* Objective
Of all the lines in the records below, how many hold the word "February"? Give the number alone.

— START —

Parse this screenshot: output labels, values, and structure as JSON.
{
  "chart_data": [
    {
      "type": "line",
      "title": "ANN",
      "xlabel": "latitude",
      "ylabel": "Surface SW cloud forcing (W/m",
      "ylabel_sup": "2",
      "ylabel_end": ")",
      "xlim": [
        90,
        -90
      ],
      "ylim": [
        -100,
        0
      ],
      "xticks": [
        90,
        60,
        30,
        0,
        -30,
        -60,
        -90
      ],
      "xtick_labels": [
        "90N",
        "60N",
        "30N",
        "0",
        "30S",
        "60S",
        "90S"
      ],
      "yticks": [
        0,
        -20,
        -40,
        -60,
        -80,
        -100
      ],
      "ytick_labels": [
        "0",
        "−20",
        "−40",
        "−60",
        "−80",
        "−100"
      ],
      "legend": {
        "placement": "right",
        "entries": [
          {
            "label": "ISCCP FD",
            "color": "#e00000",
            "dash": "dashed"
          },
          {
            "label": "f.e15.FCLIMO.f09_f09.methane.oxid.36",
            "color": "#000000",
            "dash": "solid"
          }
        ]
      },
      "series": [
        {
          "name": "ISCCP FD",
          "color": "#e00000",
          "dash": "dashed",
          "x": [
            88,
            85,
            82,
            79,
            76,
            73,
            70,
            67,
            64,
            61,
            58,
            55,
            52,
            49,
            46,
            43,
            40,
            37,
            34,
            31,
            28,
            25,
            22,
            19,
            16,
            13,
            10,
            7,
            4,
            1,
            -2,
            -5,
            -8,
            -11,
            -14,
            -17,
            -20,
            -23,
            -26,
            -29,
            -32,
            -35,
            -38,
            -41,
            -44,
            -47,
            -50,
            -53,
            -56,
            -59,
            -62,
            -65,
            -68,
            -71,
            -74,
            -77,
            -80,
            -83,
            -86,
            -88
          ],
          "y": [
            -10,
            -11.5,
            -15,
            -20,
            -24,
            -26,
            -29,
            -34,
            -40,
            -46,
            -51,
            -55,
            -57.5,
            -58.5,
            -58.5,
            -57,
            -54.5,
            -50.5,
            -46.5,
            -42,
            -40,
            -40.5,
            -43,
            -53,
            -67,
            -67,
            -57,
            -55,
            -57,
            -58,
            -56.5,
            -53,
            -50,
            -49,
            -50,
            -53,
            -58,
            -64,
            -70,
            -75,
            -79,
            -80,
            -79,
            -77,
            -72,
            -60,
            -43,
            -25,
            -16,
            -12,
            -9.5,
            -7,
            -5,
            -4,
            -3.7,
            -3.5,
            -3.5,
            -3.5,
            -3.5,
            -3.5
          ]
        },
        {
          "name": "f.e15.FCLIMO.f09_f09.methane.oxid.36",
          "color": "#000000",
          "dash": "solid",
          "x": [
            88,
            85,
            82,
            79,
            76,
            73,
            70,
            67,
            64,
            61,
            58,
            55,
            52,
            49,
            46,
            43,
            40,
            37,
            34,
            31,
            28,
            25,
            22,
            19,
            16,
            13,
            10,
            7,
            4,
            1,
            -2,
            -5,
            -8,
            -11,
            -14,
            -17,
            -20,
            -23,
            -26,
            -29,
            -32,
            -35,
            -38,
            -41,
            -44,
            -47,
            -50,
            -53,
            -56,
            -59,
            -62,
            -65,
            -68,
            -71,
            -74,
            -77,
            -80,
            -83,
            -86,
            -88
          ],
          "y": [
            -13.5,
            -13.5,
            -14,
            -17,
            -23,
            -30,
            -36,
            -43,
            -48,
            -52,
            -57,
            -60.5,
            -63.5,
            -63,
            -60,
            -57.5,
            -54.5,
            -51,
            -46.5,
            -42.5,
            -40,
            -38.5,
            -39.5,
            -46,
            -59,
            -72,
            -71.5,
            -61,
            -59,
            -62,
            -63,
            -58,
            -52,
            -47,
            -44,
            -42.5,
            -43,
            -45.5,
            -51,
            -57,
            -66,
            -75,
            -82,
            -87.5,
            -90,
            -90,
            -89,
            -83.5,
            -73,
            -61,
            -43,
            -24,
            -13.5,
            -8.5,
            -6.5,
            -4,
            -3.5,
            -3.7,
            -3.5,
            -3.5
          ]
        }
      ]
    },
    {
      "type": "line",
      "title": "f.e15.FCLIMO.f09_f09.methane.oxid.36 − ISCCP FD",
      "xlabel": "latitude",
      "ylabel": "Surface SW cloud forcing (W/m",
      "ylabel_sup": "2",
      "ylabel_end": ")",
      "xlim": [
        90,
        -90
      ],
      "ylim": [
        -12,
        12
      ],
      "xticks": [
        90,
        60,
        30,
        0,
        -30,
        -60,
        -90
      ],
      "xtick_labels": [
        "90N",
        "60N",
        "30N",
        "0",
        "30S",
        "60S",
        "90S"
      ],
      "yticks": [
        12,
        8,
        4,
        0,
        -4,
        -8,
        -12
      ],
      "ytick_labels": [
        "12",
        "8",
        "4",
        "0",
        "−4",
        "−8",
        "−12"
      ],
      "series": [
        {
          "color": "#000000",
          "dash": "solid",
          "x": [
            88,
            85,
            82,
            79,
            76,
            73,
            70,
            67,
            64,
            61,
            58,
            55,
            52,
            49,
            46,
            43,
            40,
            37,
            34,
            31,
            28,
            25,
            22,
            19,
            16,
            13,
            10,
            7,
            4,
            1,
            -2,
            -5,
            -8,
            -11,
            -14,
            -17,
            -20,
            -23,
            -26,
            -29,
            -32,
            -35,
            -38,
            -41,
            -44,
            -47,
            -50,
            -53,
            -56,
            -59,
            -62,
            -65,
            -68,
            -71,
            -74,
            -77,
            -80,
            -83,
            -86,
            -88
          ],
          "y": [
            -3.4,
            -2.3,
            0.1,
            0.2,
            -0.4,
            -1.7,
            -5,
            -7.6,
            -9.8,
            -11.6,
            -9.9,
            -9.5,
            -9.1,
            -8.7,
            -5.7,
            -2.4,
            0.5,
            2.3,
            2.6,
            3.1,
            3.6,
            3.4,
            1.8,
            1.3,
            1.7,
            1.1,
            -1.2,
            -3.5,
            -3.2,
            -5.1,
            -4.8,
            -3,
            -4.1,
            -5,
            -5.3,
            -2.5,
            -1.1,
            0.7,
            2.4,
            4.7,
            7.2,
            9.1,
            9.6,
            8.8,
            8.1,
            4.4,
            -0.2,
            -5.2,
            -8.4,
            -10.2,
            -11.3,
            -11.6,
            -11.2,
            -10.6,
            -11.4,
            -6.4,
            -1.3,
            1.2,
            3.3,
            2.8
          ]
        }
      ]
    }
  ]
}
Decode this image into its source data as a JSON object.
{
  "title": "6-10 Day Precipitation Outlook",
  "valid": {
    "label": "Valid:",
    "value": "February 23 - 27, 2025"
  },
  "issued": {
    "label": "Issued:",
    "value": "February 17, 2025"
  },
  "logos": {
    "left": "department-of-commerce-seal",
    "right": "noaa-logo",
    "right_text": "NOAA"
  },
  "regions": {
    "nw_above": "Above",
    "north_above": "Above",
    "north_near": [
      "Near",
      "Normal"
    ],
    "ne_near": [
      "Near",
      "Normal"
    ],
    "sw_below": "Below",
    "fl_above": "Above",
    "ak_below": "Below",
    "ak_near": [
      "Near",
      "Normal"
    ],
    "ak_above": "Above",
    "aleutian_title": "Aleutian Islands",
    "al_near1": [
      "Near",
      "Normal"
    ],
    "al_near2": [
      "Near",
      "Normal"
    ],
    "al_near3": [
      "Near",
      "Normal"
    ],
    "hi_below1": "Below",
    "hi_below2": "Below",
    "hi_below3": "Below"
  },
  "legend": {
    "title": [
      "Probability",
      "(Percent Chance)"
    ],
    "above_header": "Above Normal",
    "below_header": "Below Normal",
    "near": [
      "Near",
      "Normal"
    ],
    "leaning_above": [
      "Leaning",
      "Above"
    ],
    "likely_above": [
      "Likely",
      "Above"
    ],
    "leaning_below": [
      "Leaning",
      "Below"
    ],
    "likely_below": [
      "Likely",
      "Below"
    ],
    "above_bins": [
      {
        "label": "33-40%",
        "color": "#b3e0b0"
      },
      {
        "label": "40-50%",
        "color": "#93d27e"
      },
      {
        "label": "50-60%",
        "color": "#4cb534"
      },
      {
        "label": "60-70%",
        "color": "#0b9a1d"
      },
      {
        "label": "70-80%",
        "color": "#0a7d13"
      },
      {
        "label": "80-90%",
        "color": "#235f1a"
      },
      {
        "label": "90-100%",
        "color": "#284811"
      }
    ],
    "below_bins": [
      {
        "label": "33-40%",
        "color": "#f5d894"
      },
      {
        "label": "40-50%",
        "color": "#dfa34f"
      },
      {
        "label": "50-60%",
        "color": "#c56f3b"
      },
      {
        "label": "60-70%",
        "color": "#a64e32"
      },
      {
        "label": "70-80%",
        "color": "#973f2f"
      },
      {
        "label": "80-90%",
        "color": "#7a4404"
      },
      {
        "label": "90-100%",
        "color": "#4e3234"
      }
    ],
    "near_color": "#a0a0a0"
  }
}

— END —

* Solved exercise
2